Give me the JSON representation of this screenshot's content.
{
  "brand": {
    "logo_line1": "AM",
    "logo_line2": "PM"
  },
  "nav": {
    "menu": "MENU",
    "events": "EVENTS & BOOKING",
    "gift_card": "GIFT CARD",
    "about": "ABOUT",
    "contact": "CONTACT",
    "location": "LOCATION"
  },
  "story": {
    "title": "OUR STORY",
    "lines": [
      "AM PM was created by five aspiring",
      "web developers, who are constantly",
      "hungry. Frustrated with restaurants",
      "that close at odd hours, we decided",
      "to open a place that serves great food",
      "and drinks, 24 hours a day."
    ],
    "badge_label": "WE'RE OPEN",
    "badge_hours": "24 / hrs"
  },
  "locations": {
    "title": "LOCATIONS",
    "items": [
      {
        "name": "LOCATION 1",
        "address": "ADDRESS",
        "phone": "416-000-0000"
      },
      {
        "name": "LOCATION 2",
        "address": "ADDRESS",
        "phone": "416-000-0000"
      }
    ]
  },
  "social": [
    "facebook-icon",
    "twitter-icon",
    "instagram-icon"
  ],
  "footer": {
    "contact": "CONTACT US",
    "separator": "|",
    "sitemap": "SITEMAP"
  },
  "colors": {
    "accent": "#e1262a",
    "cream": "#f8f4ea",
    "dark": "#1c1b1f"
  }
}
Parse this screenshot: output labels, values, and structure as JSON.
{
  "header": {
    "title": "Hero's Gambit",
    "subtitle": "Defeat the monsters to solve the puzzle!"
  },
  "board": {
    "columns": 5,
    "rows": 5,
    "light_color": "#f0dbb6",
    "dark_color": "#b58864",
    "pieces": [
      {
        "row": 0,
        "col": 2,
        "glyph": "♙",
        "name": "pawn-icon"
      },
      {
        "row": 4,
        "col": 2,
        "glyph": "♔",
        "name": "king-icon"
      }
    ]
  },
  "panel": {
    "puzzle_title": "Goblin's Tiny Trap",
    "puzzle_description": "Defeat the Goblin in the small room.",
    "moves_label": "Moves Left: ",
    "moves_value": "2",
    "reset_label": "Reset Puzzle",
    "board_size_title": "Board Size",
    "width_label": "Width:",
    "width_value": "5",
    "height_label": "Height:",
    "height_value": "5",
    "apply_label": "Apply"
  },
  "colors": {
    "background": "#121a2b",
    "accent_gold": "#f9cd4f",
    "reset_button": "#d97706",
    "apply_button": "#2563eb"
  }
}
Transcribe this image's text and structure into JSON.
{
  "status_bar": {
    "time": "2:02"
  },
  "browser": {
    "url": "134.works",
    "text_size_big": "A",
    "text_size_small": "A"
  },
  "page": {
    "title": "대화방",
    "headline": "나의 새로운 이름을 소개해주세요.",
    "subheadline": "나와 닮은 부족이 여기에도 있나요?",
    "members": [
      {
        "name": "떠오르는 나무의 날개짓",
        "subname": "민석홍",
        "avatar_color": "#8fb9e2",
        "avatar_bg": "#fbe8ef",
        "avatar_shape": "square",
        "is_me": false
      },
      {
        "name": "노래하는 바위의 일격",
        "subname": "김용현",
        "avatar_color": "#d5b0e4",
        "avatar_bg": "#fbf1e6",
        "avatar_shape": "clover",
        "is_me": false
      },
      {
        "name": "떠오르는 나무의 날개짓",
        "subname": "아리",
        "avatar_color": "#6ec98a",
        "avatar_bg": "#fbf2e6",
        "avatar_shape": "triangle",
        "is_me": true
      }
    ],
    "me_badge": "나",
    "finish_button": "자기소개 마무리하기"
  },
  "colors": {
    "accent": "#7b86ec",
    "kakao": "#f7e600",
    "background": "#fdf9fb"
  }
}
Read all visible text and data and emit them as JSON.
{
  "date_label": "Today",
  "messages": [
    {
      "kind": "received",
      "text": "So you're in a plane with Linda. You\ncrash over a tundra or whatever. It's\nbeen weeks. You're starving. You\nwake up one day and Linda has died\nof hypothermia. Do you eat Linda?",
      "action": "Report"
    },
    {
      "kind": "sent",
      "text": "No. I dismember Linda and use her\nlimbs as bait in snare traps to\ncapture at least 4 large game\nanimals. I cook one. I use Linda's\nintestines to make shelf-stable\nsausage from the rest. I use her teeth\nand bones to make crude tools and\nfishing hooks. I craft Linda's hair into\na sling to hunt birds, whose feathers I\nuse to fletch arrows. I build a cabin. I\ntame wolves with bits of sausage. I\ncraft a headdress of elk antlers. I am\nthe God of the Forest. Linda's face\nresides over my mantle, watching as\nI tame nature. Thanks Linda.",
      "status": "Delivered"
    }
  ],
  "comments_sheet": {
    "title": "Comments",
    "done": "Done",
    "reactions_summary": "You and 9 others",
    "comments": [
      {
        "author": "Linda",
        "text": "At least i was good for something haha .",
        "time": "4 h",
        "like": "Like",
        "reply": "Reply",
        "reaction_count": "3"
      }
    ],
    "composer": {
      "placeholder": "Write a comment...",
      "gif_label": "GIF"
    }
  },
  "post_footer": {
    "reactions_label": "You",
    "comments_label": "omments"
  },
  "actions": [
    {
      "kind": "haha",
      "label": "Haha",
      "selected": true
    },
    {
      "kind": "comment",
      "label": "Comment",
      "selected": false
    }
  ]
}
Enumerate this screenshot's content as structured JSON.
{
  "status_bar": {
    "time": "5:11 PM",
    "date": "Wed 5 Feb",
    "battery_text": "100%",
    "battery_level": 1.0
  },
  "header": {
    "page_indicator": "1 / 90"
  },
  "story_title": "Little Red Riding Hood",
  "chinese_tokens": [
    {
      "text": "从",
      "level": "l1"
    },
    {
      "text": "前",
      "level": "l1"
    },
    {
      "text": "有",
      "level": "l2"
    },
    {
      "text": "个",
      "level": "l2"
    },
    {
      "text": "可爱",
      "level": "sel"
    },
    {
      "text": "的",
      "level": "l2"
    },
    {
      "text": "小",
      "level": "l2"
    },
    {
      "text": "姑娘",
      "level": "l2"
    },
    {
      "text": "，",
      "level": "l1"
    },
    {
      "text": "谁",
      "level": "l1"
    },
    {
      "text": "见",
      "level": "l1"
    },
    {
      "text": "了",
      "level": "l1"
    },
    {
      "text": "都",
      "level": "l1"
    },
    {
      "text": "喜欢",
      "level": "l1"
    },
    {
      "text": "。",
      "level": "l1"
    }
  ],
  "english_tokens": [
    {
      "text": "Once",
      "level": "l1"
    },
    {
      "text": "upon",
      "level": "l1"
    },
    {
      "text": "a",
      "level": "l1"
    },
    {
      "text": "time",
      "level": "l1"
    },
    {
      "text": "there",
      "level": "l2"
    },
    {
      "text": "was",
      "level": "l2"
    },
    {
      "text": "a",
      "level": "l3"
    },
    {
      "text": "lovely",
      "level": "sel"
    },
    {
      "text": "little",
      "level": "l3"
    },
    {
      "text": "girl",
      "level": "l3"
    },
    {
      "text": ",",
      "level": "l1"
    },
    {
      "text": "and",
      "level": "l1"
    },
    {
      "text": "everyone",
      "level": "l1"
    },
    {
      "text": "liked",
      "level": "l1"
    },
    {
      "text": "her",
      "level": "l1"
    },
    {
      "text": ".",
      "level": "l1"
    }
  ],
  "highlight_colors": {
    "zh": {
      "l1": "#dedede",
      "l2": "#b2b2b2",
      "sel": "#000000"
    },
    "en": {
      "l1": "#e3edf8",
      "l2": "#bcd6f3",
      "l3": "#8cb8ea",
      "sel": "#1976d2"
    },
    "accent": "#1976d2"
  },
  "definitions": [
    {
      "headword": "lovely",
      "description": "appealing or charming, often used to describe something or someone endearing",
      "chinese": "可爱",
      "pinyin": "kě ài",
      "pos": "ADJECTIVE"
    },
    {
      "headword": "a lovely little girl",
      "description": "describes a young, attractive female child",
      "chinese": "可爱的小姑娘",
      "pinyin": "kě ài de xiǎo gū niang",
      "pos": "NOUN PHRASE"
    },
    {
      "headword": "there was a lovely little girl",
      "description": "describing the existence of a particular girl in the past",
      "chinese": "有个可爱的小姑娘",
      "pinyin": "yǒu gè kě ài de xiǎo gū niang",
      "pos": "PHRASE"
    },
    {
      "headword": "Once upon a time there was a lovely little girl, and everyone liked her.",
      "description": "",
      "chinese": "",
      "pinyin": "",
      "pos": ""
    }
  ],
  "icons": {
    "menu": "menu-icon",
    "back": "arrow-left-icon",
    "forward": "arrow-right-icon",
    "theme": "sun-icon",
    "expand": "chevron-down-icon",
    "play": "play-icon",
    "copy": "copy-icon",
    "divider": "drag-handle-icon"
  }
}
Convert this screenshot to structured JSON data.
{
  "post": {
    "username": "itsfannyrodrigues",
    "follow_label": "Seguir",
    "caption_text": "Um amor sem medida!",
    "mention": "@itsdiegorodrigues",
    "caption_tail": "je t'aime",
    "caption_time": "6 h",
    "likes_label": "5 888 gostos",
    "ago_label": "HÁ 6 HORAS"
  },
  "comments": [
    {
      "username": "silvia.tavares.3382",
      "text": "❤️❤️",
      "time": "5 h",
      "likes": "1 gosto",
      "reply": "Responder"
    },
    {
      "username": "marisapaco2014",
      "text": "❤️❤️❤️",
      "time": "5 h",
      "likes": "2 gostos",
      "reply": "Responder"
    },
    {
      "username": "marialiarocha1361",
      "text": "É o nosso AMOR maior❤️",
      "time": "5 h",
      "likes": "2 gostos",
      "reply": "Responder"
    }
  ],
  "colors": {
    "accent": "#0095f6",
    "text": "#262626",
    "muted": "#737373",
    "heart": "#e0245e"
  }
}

****************

**Exercise brief:**
Give only the count of lines in this material that contain the string "girl".

**Task response:**
5